▶ **Data provided**:
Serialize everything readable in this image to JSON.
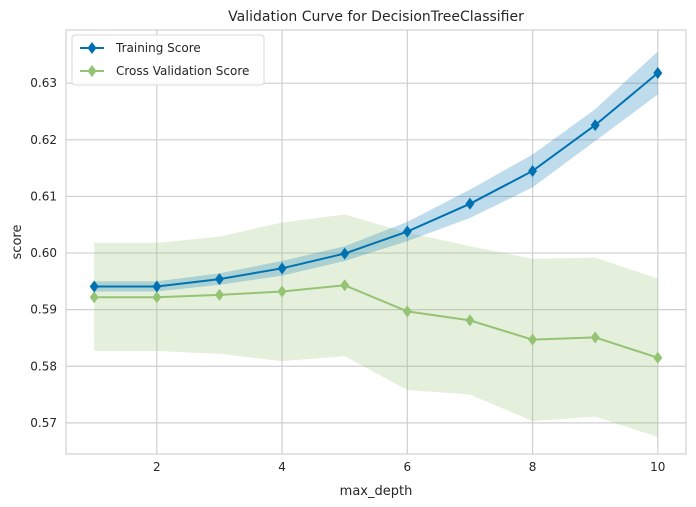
{
  "chart_data": {
    "type": "line",
    "title": "Validation Curve for DecisionTreeClassifier",
    "xlabel": "max_depth",
    "ylabel": "score",
    "xlim": [
      0.55,
      10.45
    ],
    "ylim": [
      0.5645,
      0.6394
    ],
    "xticks": [
      2,
      4,
      6,
      8,
      10
    ],
    "yticks": [
      0.57,
      0.58,
      0.59,
      0.6,
      0.61,
      0.62,
      0.63
    ],
    "ytick_labels": [
      "0.57",
      "0.58",
      "0.59",
      "0.60",
      "0.61",
      "0.62",
      "0.63"
    ],
    "grid": true,
    "legend": "top-left",
    "x": [
      1,
      2,
      3,
      4,
      5,
      6,
      7,
      8,
      9,
      10
    ],
    "series": [
      {
        "name": "Training Score",
        "color": "#0072b2",
        "band_color": "#0072b2",
        "values": [
          0.5941,
          0.5941,
          0.5954,
          0.5973,
          0.5999,
          0.6038,
          0.6087,
          0.6145,
          0.6226,
          0.6318
        ],
        "lower": [
          0.5932,
          0.5932,
          0.5944,
          0.596,
          0.5986,
          0.6021,
          0.6062,
          0.6116,
          0.6198,
          0.628
        ],
        "upper": [
          0.595,
          0.595,
          0.5964,
          0.5986,
          0.6012,
          0.6055,
          0.6112,
          0.6174,
          0.6254,
          0.6356
        ]
      },
      {
        "name": "Cross Validation Score",
        "color": "#95c374",
        "band_color": "#95c374",
        "values": [
          0.5922,
          0.5922,
          0.5926,
          0.5932,
          0.5943,
          0.5897,
          0.5881,
          0.5847,
          0.5851,
          0.5815
        ],
        "lower": [
          0.5827,
          0.5827,
          0.5822,
          0.5809,
          0.5818,
          0.5758,
          0.575,
          0.5703,
          0.5711,
          0.5675
        ],
        "upper": [
          0.6018,
          0.6018,
          0.6029,
          0.6054,
          0.6068,
          0.6036,
          0.6012,
          0.599,
          0.5992,
          0.5955
        ]
      }
    ]
  }
}
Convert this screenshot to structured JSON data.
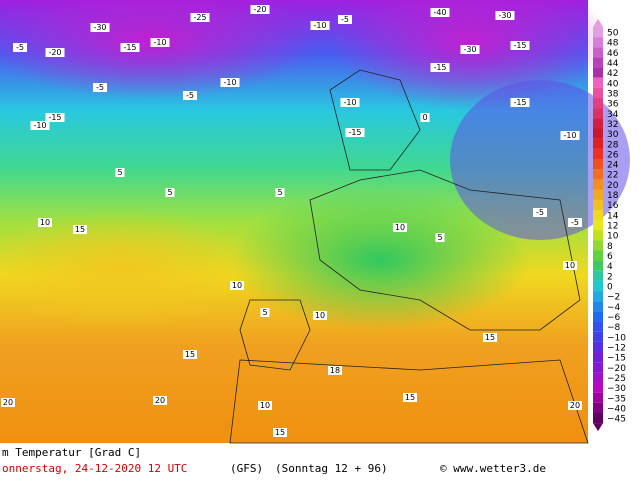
{
  "legend": {
    "labels": [
      "50",
      "48",
      "46",
      "44",
      "42",
      "40",
      "38",
      "36",
      "34",
      "32",
      "30",
      "28",
      "26",
      "24",
      "22",
      "20",
      "18",
      "16",
      "14",
      "12",
      "10",
      "8",
      "6",
      "4",
      "2",
      "0",
      "−2",
      "−4",
      "−6",
      "−8",
      "−10",
      "−12",
      "−15",
      "−20",
      "−25",
      "−30",
      "−35",
      "−40",
      "−45"
    ]
  },
  "map_labels": [
    "-5",
    "-20",
    "-30",
    "-15",
    "-10",
    "-25",
    "-20",
    "-10",
    "-5",
    "-40",
    "-30",
    "-30",
    "-15",
    "-15",
    "-10",
    "-15",
    "-5",
    "-5",
    "-10",
    "-10",
    "-15",
    "0",
    "-15",
    "-10",
    "5",
    "10",
    "15",
    "5",
    "5",
    "10",
    "10",
    "5",
    "-5",
    "-5",
    "5",
    "10",
    "15",
    "18",
    "20",
    "20",
    "10",
    "15",
    "20",
    "10",
    "15",
    "15"
  ],
  "footer": {
    "variable": "m Temperatur [Grad C]",
    "date": "onnerstag, 24-12-2020  12 UTC",
    "model": "(GFS)",
    "run": "(Sonntag 12 + 96)",
    "credit": "© www.wetter3.de"
  }
}
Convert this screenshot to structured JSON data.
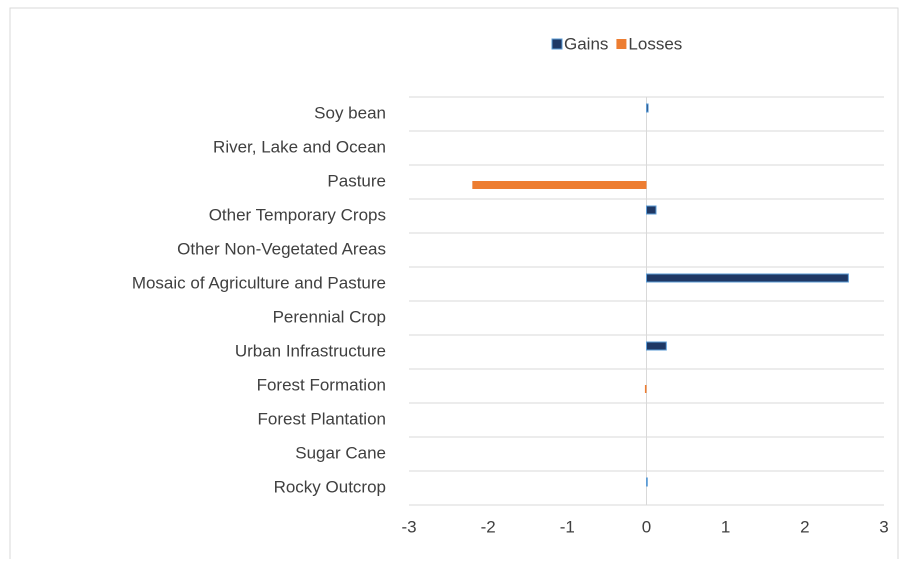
{
  "chart_data": {
    "type": "hbar",
    "categories": [
      "Soy bean",
      "River, Lake and Ocean",
      "Pasture",
      "Other Temporary Crops",
      "Other Non-Vegetated Areas",
      "Mosaic of Agriculture and Pasture",
      "Perennial Crop",
      "Urban Infrastructure",
      "Forest Formation",
      "Forest Plantation",
      "Sugar Cane",
      "Rocky Outcrop"
    ],
    "series": [
      {
        "name": "Gains",
        "color": "#1f3864",
        "values": [
          0.02,
          0,
          0,
          0.12,
          0,
          2.55,
          0,
          0.25,
          0,
          0,
          0,
          0.01
        ]
      },
      {
        "name": "Losses",
        "color": "#ed7d31",
        "values": [
          0,
          0,
          -2.2,
          0,
          0,
          0,
          0,
          0,
          -0.02,
          0,
          0,
          0
        ]
      }
    ],
    "xlim": [
      -3,
      3
    ],
    "xticks": [
      -3,
      -2,
      -1,
      0,
      1,
      2,
      3
    ],
    "grid": true,
    "legend": "top"
  }
}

▶ **The exercise**: Print the entries above exactly, taking out only the pictures.

▶ **Answer to this problem**:
Serialize everything readable in this image to JSON.
{
  "chart_data": {
    "type": "line",
    "title": "Validation Curve for DecisionTreeClassifier",
    "xlabel": "max_depth",
    "ylabel": "score",
    "xlim": [
      0.55,
      10.45
    ],
    "ylim": [
      0.5645,
      0.6394
    ],
    "xticks": [
      2,
      4,
      6,
      8,
      10
    ],
    "yticks": [
      0.57,
      0.58,
      0.59,
      0.6,
      0.61,
      0.62,
      0.63
    ],
    "ytick_labels": [
      "0.57",
      "0.58",
      "0.59",
      "0.60",
      "0.61",
      "0.62",
      "0.63"
    ],
    "grid": true,
    "legend": "top-left",
    "x": [
      1,
      2,
      3,
      4,
      5,
      6,
      7,
      8,
      9,
      10
    ],
    "series": [
      {
        "name": "Training Score",
        "color": "#0072b2",
        "band_color": "#0072b2",
        "values": [
          0.5941,
          0.5941,
          0.5954,
          0.5973,
          0.5999,
          0.6038,
          0.6087,
          0.6145,
          0.6226,
          0.6318
        ],
        "lower": [
          0.5932,
          0.5932,
          0.5944,
          0.596,
          0.5986,
          0.6021,
          0.6062,
          0.6116,
          0.6198,
          0.628
        ],
        "upper": [
          0.595,
          0.595,
          0.5964,
          0.5986,
          0.6012,
          0.6055,
          0.6112,
          0.6174,
          0.6254,
          0.6356
        ]
      },
      {
        "name": "Cross Validation Score",
        "color": "#95c374",
        "band_color": "#95c374",
        "values": [
          0.5922,
          0.5922,
          0.5926,
          0.5932,
          0.5943,
          0.5897,
          0.5881,
          0.5847,
          0.5851,
          0.5815
        ],
        "lower": [
          0.5827,
          0.5827,
          0.5822,
          0.5809,
          0.5818,
          0.5758,
          0.575,
          0.5703,
          0.5711,
          0.5675
        ],
        "upper": [
          0.6018,
          0.6018,
          0.6029,
          0.6054,
          0.6068,
          0.6036,
          0.6012,
          0.599,
          0.5992,
          0.5955
        ]
      }
    ]
  }
}
Convert this screenshot to structured JSON data.
{
  "legend": {
    "labels": [
      "50",
      "48",
      "46",
      "44",
      "42",
      "40",
      "38",
      "36",
      "34",
      "32",
      "30",
      "28",
      "26",
      "24",
      "22",
      "20",
      "18",
      "16",
      "14",
      "12",
      "10",
      "8",
      "6",
      "4",
      "2",
      "0",
      "−2",
      "−4",
      "−6",
      "−8",
      "−10",
      "−12",
      "−15",
      "−20",
      "−25",
      "−30",
      "−35",
      "−40",
      "−45"
    ]
  },
  "map_labels": [
    "-5",
    "-20",
    "-30",
    "-15",
    "-10",
    "-25",
    "-20",
    "-10",
    "-5",
    "-40",
    "-30",
    "-30",
    "-15",
    "-15",
    "-10",
    "-15",
    "-5",
    "-5",
    "-10",
    "-10",
    "-15",
    "0",
    "-15",
    "-10",
    "5",
    "10",
    "15",
    "5",
    "5",
    "10",
    "10",
    "5",
    "-5",
    "-5",
    "5",
    "10",
    "15",
    "18",
    "20",
    "20",
    "10",
    "15",
    "20",
    "10",
    "15",
    "15"
  ],
  "footer": {
    "variable": "m Temperatur [Grad C]",
    "date": "onnerstag, 24-12-2020  12 UTC",
    "model": "(GFS)",
    "run": "(Sonntag 12 + 96)",
    "credit": "© www.wetter3.de"
  }
}
Convert this screenshot to structured JSON data.
{
  "chart_data": {
    "type": "hbar",
    "categories": [
      "Soy bean",
      "River, Lake and Ocean",
      "Pasture",
      "Other Temporary Crops",
      "Other Non-Vegetated Areas",
      "Mosaic of Agriculture and Pasture",
      "Perennial Crop",
      "Urban Infrastructure",
      "Forest Formation",
      "Forest Plantation",
      "Sugar Cane",
      "Rocky Outcrop"
    ],
    "series": [
      {
        "name": "Gains",
        "color": "#1f3864",
        "values": [
          0.02,
          0,
          0,
          0.12,
          0,
          2.55,
          0,
          0.25,
          0,
          0,
          0,
          0.01
        ]
      },
      {
        "name": "Losses",
        "color": "#ed7d31",
        "values": [
          0,
          0,
          -2.2,
          0,
          0,
          0,
          0,
          0,
          -0.02,
          0,
          0,
          0
        ]
      }
    ],
    "xlim": [
      -3,
      3
    ],
    "xticks": [
      -3,
      -2,
      -1,
      0,
      1,
      2,
      3
    ],
    "grid": true,
    "legend": "top"
  }
}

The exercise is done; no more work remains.